**Challenge**
Extract each line containing the string "that".
--- START OF Supplied information ---
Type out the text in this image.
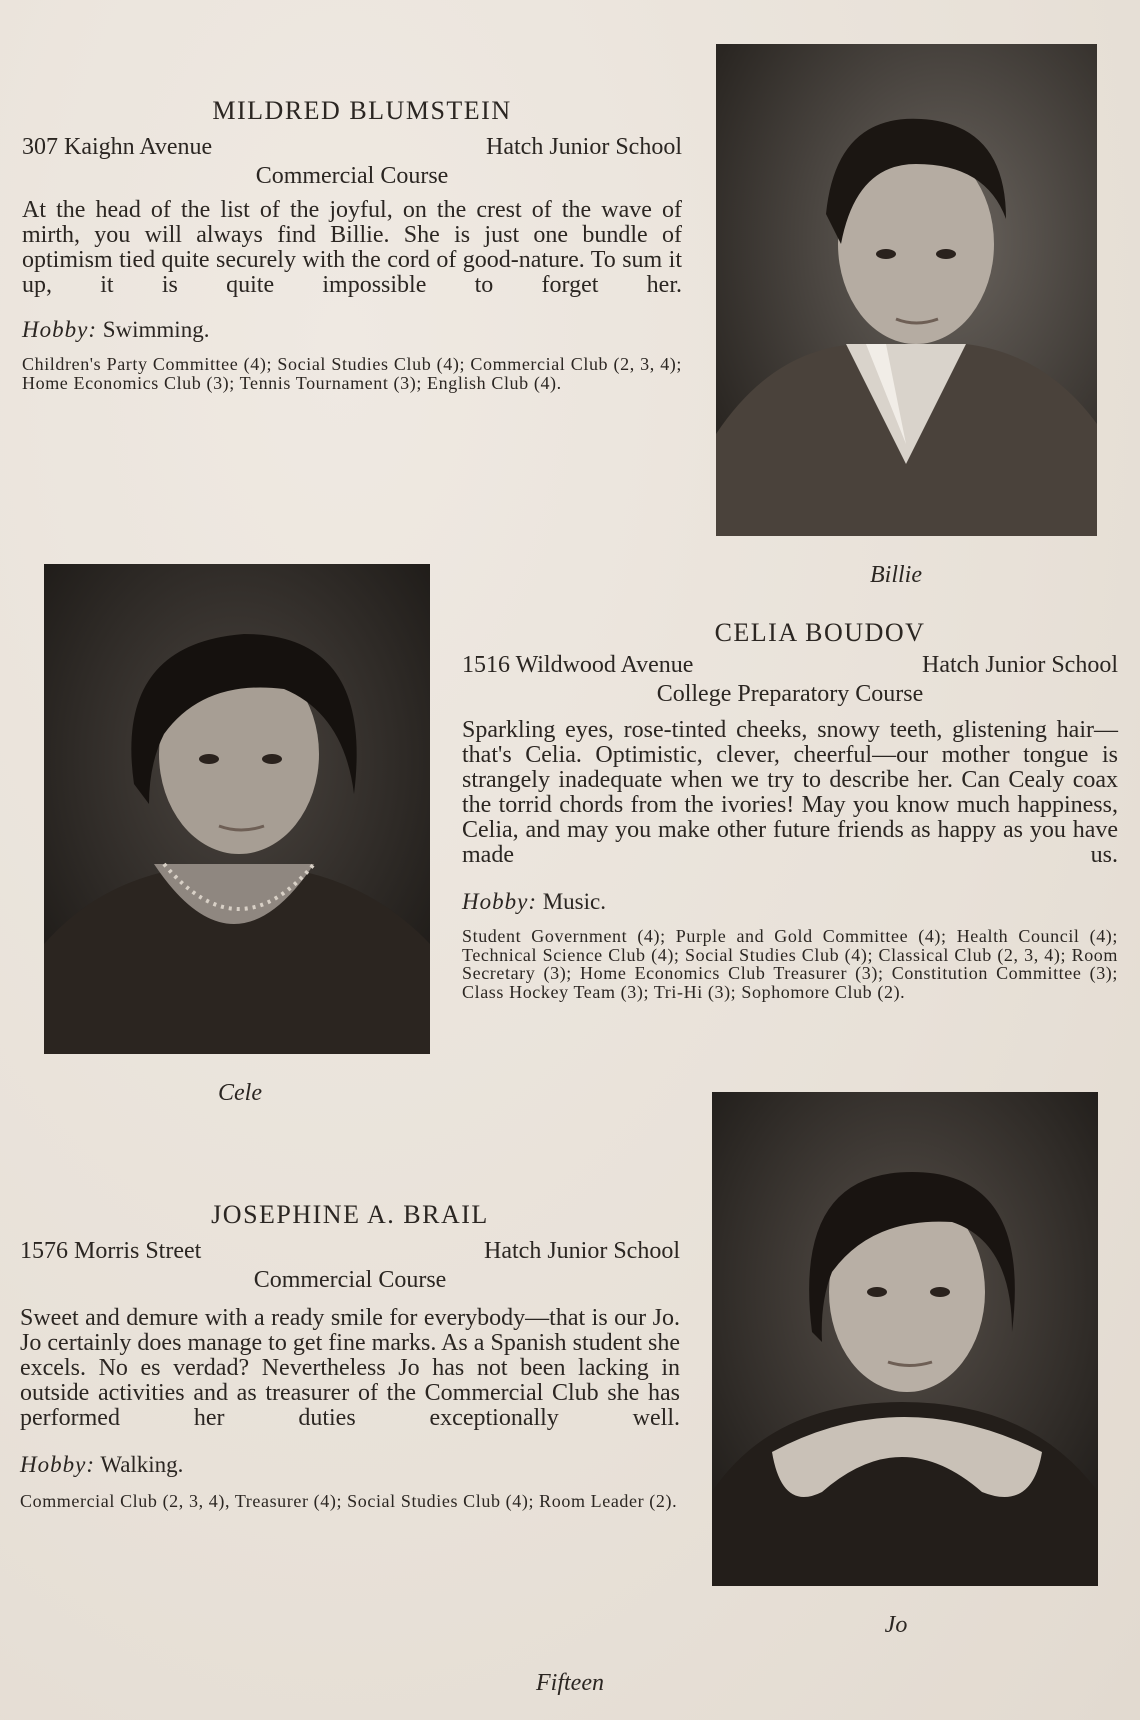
MILDRED BLUMSTEIN
307 Kaighn Avenue	Hatch Junior School
Commercial Course
At the head of the list of the joyful, on the crest of the wave of mirth, you will always find Billie. She is just one bundle of optimism tied quite securely with the cord of good-nature. To sum it up, it is quite impossible to forget her.
Hobby: Swimming.
Children's Party Committee (4); Social Studies Club (4); Commercial Club (2, 3, 4); Home Economics Club (3); Tennis Tournament (3); English Club (4).
Billie
Cele
CELIA BOUDOV
1516 Wildwood Avenue	Hatch Junior School
College Preparatory Course
Sparkling eyes, rose-tinted cheeks, snowy teeth, glistening hair—that's Celia. Optimistic, clever, cheerful—our mother tongue is strangely inadequate when we try to describe her. Can Cealy coax the torrid chords from the ivories! May you know much happiness, Celia, and may you make other future friends as happy as you have made us.
Hobby: Music.
Student Government (4); Purple and Gold Committee (4); Health Council (4); Technical Science Club (4); Social Studies Club (4); Classical Club (2, 3, 4); Room Secretary (3); Home Economics Club Treasurer (3); Constitution Committee (3); Class Hockey Team (3); Tri-Hi (3); Sophomore Club (2).
JOSEPHINE A. BRAIL
1576 Morris Street	Hatch Junior School
Commercial Course
Sweet and demure with a ready smile for everybody—that is our Jo. Jo certainly does manage to get fine marks. As a Spanish student she excels. No es verdad? Nevertheless Jo has not been lacking in outside activities and as treasurer of the Commercial Club she has performed her duties exceptionally well.
Hobby: Walking.
Commercial Club (2, 3, 4), Treasurer (4); Social Studies Club (4); Room Leader (2).
Jo
Fifteen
--- END OF Supplied information ---
**Task response**
Sparkling eyes, rose-tinted cheeks, snowy teeth, glistening hair—that's Celia. Optimistic, clever, cheerful—our mother tongue is strangely inadequate when we try to describe her. Can Cealy coax the torrid chords from the ivories! May you know much happiness, Celia, and may you make other future friends as happy as you have made us.
Sweet and demure with a ready smile for everybody—that is our Jo. Jo certainly does manage to get fine marks. As a Spanish student she excels. No es verdad? Nevertheless Jo has not been lacking in outside activities and as treasurer of the Commercial Club she has performed her duties exceptionally well.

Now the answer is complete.